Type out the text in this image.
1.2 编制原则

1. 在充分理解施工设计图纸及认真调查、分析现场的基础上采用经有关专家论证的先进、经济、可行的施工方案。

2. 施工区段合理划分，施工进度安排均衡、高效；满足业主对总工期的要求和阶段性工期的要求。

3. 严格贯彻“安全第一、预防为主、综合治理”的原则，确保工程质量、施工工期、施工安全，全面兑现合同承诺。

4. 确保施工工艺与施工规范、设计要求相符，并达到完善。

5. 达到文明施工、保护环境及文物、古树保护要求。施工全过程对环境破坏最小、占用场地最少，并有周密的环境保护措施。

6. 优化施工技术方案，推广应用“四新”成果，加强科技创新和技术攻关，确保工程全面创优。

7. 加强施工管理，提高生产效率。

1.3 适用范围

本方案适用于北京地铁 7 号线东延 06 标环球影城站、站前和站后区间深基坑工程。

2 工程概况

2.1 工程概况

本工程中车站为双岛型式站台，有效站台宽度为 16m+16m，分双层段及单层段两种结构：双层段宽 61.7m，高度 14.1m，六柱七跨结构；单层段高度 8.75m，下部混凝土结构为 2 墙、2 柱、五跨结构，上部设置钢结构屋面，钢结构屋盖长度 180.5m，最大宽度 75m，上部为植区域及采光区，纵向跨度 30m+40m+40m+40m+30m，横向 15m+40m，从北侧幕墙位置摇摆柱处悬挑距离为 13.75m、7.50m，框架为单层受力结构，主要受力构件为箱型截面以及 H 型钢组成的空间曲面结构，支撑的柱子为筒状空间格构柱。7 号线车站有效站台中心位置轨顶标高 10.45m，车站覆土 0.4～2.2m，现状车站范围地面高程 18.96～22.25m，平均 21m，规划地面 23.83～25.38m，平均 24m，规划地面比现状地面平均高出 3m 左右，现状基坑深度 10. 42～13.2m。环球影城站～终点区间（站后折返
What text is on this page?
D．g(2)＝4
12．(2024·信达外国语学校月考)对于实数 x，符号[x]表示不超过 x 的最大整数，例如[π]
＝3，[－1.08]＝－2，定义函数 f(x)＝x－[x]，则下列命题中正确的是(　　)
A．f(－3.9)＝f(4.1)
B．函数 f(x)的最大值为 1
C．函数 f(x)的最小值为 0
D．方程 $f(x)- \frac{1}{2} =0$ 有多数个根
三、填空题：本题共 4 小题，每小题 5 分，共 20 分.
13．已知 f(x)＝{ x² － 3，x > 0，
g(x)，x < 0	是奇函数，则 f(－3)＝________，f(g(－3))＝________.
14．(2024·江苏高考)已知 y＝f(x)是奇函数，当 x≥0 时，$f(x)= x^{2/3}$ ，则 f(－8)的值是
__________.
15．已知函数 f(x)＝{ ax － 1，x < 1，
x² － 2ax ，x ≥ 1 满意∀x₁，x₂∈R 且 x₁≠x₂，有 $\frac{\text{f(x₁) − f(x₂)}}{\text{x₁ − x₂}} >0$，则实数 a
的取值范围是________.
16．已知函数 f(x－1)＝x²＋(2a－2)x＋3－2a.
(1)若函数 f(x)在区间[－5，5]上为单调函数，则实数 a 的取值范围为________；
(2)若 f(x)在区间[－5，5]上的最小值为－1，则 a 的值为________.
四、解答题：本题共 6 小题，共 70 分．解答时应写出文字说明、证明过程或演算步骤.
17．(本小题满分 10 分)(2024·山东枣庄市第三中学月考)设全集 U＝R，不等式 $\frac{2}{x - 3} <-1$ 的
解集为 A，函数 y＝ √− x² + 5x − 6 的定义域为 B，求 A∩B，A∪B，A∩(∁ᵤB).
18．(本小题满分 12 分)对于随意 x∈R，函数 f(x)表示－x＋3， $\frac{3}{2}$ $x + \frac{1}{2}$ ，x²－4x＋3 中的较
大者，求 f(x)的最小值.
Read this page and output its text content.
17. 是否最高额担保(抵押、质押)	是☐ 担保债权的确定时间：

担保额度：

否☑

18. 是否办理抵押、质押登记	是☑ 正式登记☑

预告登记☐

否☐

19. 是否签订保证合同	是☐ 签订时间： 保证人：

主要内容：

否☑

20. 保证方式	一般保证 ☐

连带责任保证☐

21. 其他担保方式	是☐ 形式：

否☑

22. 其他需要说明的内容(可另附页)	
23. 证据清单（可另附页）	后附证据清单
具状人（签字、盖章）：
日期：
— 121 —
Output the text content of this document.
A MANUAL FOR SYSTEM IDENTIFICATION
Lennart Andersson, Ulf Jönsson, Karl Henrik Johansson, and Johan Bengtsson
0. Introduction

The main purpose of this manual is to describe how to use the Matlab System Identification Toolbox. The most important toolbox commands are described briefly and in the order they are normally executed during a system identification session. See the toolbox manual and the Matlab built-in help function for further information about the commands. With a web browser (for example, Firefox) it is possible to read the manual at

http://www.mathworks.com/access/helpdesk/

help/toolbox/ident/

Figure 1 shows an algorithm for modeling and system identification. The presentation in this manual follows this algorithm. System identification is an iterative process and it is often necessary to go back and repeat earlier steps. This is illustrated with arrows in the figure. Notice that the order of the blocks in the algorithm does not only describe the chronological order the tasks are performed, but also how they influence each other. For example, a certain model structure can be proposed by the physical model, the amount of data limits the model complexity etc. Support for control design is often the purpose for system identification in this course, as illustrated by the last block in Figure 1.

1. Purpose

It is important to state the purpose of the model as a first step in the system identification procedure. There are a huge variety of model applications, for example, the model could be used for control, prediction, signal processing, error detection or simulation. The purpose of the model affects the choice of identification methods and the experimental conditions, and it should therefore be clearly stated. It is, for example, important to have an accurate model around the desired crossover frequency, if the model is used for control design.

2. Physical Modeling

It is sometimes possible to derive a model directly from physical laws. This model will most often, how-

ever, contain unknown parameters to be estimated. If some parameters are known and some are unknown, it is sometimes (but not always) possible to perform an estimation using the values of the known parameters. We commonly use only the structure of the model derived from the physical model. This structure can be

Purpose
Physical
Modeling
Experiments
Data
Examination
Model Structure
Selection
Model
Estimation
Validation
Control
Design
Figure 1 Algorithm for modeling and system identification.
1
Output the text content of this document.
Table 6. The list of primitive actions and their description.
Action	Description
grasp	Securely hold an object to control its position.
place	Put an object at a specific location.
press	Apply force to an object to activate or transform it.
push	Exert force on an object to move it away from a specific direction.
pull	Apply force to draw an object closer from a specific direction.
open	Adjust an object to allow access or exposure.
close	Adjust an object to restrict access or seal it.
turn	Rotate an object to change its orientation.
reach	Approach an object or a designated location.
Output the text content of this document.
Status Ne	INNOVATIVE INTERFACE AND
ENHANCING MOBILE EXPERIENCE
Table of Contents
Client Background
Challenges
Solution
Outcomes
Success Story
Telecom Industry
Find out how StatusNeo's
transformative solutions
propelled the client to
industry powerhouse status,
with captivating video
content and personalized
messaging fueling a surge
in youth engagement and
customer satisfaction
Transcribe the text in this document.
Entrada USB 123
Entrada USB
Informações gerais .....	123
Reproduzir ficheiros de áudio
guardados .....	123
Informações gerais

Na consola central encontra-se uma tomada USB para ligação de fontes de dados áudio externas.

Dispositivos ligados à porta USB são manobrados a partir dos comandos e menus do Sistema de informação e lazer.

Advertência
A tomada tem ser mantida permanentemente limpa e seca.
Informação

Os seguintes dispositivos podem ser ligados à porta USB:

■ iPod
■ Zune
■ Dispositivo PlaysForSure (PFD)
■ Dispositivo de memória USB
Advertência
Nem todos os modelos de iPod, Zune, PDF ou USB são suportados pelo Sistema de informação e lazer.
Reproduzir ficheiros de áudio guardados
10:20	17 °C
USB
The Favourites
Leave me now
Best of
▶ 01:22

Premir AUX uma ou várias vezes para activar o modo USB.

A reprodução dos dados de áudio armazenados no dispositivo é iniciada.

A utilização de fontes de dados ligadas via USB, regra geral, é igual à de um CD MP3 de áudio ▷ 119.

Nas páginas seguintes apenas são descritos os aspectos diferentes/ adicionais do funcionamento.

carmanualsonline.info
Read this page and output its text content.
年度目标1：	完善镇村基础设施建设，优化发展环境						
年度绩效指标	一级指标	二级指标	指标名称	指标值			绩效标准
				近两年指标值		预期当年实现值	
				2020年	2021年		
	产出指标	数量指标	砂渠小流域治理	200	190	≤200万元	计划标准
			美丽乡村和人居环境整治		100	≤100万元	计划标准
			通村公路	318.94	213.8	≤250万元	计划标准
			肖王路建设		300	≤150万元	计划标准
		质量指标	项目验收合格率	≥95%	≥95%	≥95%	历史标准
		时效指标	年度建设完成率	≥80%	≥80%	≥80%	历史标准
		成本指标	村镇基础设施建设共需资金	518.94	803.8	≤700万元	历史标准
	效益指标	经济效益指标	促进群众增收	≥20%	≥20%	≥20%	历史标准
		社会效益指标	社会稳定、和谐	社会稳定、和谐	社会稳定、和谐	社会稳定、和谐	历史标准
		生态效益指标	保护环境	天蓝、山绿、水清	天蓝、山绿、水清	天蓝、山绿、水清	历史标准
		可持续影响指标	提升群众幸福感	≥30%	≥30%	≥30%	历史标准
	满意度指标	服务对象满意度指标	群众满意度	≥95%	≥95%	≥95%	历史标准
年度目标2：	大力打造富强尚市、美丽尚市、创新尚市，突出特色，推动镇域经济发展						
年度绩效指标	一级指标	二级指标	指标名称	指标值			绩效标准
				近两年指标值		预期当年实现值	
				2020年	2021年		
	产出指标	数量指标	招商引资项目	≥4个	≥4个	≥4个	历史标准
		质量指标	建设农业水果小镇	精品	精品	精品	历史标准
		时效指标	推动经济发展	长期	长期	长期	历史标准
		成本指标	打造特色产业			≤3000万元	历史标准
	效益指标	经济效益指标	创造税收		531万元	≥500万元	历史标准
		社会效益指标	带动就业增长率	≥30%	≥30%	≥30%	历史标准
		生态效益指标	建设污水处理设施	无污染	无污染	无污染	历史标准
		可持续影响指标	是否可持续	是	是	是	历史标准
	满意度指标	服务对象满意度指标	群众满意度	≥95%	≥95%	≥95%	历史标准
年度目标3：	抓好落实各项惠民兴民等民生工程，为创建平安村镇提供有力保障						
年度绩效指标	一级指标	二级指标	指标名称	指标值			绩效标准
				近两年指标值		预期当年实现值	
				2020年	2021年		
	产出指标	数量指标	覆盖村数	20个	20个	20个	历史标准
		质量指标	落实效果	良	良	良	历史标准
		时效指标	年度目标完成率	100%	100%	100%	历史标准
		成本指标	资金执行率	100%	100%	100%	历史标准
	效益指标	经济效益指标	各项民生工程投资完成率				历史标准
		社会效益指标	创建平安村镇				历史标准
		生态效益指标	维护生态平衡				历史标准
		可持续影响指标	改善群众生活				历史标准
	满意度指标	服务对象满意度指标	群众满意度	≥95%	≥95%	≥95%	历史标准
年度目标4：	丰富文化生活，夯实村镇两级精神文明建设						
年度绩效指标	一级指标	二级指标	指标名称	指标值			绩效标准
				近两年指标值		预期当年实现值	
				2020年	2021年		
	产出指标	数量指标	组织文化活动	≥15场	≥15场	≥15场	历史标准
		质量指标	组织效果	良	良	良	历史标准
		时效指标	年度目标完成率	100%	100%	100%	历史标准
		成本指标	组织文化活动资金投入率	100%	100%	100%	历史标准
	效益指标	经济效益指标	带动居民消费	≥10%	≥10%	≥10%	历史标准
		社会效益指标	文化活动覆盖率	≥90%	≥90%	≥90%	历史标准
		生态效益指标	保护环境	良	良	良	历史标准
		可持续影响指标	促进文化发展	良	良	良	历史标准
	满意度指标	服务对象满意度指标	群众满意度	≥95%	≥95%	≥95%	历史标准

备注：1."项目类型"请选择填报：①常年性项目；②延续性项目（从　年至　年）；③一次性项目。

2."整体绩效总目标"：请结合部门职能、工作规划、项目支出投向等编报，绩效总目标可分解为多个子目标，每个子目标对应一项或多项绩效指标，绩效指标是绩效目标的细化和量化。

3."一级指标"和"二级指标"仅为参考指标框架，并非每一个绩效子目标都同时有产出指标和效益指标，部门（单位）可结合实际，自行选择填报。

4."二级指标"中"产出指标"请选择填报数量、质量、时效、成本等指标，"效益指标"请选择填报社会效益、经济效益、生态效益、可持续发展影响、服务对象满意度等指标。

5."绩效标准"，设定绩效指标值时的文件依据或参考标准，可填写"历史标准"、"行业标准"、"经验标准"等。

_ _ _

What is the number of lines in the data holding the word "guardados"? Reply with that number only.

[FINISHED EXERCISE] 2